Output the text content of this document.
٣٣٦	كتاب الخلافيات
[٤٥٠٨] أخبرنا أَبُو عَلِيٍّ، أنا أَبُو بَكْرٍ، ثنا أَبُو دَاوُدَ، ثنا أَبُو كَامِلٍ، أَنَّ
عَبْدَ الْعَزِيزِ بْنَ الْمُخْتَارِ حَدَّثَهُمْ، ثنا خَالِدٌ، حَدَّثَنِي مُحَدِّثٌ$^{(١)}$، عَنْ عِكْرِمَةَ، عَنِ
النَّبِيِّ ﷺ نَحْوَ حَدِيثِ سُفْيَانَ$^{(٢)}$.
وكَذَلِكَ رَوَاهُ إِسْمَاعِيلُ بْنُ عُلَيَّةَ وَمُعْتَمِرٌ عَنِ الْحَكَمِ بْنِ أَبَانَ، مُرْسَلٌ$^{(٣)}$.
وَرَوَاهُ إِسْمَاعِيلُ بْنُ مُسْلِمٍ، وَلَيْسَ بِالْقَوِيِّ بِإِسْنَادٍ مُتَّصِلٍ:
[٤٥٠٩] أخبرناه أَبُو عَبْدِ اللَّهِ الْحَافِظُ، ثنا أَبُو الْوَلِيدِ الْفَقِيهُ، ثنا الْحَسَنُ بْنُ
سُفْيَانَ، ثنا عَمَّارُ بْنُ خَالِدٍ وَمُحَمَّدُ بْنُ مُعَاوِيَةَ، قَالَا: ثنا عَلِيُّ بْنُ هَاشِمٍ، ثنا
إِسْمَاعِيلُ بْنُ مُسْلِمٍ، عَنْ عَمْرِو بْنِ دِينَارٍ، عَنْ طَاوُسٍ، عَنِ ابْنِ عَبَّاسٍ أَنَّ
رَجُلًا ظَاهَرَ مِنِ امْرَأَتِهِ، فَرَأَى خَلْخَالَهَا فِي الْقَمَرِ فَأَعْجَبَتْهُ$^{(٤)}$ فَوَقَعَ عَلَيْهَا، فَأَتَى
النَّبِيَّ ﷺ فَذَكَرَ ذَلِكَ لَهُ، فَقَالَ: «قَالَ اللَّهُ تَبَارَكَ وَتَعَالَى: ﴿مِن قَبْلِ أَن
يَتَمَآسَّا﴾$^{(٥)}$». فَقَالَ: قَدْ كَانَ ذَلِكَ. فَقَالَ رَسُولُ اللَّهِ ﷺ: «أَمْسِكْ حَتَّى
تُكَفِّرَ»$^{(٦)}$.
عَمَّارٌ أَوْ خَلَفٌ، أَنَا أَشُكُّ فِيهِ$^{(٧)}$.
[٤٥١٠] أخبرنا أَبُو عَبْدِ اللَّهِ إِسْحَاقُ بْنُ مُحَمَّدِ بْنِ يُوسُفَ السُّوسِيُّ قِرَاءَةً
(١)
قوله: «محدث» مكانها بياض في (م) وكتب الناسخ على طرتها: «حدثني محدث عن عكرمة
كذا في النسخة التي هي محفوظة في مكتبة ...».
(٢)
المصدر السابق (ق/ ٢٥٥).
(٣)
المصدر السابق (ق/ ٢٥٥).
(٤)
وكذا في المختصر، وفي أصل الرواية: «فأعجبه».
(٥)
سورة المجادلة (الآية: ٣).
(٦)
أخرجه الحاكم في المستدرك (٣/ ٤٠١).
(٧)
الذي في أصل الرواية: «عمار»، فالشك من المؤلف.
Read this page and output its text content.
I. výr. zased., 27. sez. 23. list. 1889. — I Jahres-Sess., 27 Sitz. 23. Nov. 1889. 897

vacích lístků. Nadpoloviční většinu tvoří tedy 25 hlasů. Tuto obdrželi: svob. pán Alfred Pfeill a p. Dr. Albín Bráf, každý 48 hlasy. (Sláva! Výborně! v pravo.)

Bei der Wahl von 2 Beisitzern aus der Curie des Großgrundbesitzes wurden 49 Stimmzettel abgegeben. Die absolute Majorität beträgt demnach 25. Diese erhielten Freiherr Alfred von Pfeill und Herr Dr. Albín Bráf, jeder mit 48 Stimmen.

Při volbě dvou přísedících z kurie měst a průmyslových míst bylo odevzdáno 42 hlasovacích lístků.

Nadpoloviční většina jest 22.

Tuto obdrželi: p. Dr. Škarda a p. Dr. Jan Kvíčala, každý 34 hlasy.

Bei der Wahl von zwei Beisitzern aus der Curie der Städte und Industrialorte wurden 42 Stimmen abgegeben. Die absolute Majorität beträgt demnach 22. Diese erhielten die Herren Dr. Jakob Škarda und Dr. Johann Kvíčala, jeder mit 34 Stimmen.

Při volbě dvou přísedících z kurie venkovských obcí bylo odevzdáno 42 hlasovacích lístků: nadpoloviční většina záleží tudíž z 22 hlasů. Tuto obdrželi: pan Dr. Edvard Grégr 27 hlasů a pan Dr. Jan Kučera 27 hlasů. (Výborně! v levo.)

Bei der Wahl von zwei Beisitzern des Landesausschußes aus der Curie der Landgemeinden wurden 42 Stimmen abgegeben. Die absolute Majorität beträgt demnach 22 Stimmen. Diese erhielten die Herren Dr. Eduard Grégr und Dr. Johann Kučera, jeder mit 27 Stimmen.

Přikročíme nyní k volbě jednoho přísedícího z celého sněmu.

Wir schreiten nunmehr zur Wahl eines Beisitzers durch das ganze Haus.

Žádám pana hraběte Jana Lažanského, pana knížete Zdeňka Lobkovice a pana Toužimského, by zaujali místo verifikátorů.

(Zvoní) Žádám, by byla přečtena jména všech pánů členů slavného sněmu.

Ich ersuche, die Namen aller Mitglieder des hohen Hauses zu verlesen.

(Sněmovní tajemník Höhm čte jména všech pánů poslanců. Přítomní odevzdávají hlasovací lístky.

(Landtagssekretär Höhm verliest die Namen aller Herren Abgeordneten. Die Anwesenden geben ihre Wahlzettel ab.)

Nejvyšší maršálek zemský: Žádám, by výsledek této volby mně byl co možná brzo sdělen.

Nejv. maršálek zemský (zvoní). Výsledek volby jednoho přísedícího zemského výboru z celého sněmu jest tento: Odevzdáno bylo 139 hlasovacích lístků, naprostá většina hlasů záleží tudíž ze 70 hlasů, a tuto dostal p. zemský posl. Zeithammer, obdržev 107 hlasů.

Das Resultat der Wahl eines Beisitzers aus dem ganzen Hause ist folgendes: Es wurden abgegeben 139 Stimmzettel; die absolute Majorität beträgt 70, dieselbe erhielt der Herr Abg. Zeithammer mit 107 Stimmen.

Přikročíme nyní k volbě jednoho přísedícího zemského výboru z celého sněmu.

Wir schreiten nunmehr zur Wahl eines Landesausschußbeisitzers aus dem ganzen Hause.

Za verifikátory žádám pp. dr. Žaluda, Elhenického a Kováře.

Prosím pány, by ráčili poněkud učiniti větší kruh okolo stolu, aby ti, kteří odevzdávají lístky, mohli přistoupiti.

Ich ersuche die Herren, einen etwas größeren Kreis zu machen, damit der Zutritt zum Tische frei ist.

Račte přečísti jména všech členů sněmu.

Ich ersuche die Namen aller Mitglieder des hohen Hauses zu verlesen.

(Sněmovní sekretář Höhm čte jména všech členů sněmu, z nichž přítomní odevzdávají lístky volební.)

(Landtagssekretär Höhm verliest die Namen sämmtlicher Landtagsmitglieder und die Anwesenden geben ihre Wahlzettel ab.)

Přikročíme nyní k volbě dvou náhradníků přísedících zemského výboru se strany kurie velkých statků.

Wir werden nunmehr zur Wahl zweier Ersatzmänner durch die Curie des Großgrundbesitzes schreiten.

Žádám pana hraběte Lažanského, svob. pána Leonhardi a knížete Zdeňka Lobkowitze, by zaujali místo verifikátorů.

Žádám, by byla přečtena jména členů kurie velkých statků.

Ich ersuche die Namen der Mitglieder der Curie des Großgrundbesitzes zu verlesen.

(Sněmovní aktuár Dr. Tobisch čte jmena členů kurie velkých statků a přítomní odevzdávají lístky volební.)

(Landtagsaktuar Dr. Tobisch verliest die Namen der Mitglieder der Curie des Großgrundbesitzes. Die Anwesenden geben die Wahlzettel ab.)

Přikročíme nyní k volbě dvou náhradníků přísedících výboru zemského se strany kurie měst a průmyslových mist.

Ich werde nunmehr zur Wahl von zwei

> _TASK DETAILS_:
Filter the records for lines holding the string "Höhm". Copy each one.

> _OUTPUT FOR THIS EXERCISE_:
(Sněmovní tajemník Höhm čte jména všech pánů poslanců. Přítomní odevzdávají hlasovací lístky.
(Landtagssekretär Höhm verliest die Namen aller Herren Abgeordneten. Die Anwesenden geben ihre Wahlzettel ab.)
(Sněmovní sekretář Höhm čte jména všech členů sněmu, z nichž přítomní odevzdávají lístky volební.)
(Landtagssekretär Höhm verliest die Namen sämmtlicher Landtagsmitglieder und die Anwesenden geben ihre Wahlzettel ab.)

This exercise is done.